Write the records out again, precisely as they stand.

═════ RECORD EXCERPTS

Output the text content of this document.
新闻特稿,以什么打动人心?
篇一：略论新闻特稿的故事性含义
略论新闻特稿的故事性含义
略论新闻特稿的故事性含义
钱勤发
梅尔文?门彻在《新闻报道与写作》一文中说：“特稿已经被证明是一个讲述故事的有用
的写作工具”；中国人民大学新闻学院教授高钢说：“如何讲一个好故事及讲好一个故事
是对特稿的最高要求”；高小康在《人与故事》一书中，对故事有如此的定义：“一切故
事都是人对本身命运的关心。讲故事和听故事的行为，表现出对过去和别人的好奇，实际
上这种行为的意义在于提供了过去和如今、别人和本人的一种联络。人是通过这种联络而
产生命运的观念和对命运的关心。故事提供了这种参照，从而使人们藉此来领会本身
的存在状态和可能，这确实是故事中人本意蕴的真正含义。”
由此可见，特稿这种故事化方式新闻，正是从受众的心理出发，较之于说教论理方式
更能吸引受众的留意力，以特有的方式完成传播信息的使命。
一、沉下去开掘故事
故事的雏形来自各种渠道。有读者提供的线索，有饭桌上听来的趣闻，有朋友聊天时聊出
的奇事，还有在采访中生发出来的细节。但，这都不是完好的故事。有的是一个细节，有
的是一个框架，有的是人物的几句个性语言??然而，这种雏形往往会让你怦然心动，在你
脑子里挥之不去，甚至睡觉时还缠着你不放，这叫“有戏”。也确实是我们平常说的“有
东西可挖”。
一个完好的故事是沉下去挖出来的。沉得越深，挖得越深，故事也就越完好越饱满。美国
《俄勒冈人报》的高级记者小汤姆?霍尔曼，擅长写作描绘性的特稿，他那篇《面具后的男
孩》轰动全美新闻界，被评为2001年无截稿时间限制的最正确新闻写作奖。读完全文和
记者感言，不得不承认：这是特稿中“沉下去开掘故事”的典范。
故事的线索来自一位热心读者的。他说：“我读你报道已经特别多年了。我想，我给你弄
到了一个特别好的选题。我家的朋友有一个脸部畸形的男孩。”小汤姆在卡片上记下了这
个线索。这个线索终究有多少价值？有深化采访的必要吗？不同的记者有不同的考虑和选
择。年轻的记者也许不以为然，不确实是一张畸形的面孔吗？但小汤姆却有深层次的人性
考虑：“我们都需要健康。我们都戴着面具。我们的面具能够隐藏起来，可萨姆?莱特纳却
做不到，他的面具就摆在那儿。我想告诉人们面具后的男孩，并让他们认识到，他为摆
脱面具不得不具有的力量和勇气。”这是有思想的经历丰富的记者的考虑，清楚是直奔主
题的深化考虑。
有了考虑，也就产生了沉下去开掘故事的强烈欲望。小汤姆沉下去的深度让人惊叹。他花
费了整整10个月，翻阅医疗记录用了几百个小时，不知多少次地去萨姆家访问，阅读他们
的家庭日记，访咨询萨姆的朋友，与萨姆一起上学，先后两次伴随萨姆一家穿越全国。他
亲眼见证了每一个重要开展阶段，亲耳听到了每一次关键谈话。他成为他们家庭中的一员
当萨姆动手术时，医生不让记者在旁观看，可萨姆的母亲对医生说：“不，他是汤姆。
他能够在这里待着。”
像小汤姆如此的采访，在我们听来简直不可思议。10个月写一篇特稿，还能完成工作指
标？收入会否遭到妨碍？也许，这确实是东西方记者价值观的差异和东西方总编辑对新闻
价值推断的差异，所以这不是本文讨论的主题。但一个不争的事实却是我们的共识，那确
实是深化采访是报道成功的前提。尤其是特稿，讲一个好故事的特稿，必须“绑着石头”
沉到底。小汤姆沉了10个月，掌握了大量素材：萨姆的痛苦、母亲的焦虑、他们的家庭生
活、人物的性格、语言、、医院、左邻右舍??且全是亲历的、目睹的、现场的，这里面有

══════════

■ **EXERCISE RESULT**:
Output the text content of this document.
新闻特稿,以什么打动人心?
篇一：略论新闻特稿的故事性含义
略论新闻特稿的故事性含义
略论新闻特稿的故事性含义
钱勤发
梅尔文?门彻在《新闻报道与写作》一文中说：“特稿已经被证明是一个讲述故事的有用
的写作工具”；中国人民大学新闻学院教授高钢说：“如何讲一个好故事及讲好一个故事
是对特稿的最高要求”；高小康在《人与故事》一书中，对故事有如此的定义：“一切故
事都是人对本身命运的关心。讲故事和听故事的行为，表现出对过去和别人的好奇，实际
上这种行为的意义在于提供了过去和如今、别人和本人的一种联络。人是通过这种联络而
产生命运的观念和对命运的关心。故事提供了这种参照，从而使人们藉此来领会本身
的存在状态和可能，这确实是故事中人本意蕴的真正含义。”
由此可见，特稿这种故事化方式新闻，正是从受众的心理出发，较之于说教论理方式
更能吸引受众的留意力，以特有的方式完成传播信息的使命。
一、沉下去开掘故事
故事的雏形来自各种渠道。有读者提供的线索，有饭桌上听来的趣闻，有朋友聊天时聊出
的奇事，还有在采访中生发出来的细节。但，这都不是完好的故事。有的是一个细节，有
的是一个框架，有的是人物的几句个性语言??然而，这种雏形往往会让你怦然心动，在你
脑子里挥之不去，甚至睡觉时还缠着你不放，这叫“有戏”。也确实是我们平常说的“有
东西可挖”。
一个完好的故事是沉下去挖出来的。沉得越深，挖得越深，故事也就越完好越饱满。美国
《俄勒冈人报》的高级记者小汤姆?霍尔曼，擅长写作描绘性的特稿，他那篇《面具后的男
孩》轰动全美新闻界，被评为2001年无截稿时间限制的最正确新闻写作奖。读完全文和
记者感言，不得不承认：这是特稿中“沉下去开掘故事”的典范。
故事的线索来自一位热心读者的。他说：“我读你报道已经特别多年了。我想，我给你弄
到了一个特别好的选题。我家的朋友有一个脸部畸形的男孩。”小汤姆在卡片上记下了这
个线索。这个线索终究有多少价值？有深化采访的必要吗？不同的记者有不同的考虑和选
择。年轻的记者也许不以为然，不确实是一张畸形的面孔吗？但小汤姆却有深层次的人性
考虑：“我们都需要健康。我们都戴着面具。我们的面具能够隐藏起来，可萨姆?莱特纳却
做不到，他的面具就摆在那儿。我想告诉人们面具后的男孩，并让他们认识到，他为摆
脱面具不得不具有的力量和勇气。”这是有思想的经历丰富的记者的考虑，清楚是直奔主
题的深化考虑。
有了考虑，也就产生了沉下去开掘故事的强烈欲望。小汤姆沉下去的深度让人惊叹。他花
费了整整10个月，翻阅医疗记录用了几百个小时，不知多少次地去萨姆家访问，阅读他们
的家庭日记，访咨询萨姆的朋友，与萨姆一起上学，先后两次伴随萨姆一家穿越全国。他
亲眼见证了每一个重要开展阶段，亲耳听到了每一次关键谈话。他成为他们家庭中的一员
当萨姆动手术时，医生不让记者在旁观看，可萨姆的母亲对医生说：“不，他是汤姆。
他能够在这里待着。”
像小汤姆如此的采访，在我们听来简直不可思议。10个月写一篇特稿，还能完成工作指
标？收入会否遭到妨碍？也许，这确实是东西方记者价值观的差异和东西方总编辑对新闻
价值推断的差异，所以这不是本文讨论的主题。但一个不争的事实却是我们的共识，那确
实是深化采访是报道成功的前提。尤其是特稿，讲一个好故事的特稿，必须“绑着石头”
沉到底。小汤姆沉了10个月，掌握了大量素材：萨姆的痛苦、母亲的焦虑、他们的家庭生
活、人物的性格、语言、、医院、左邻右舍??且全是亲历的、目睹的、现场的，这里面有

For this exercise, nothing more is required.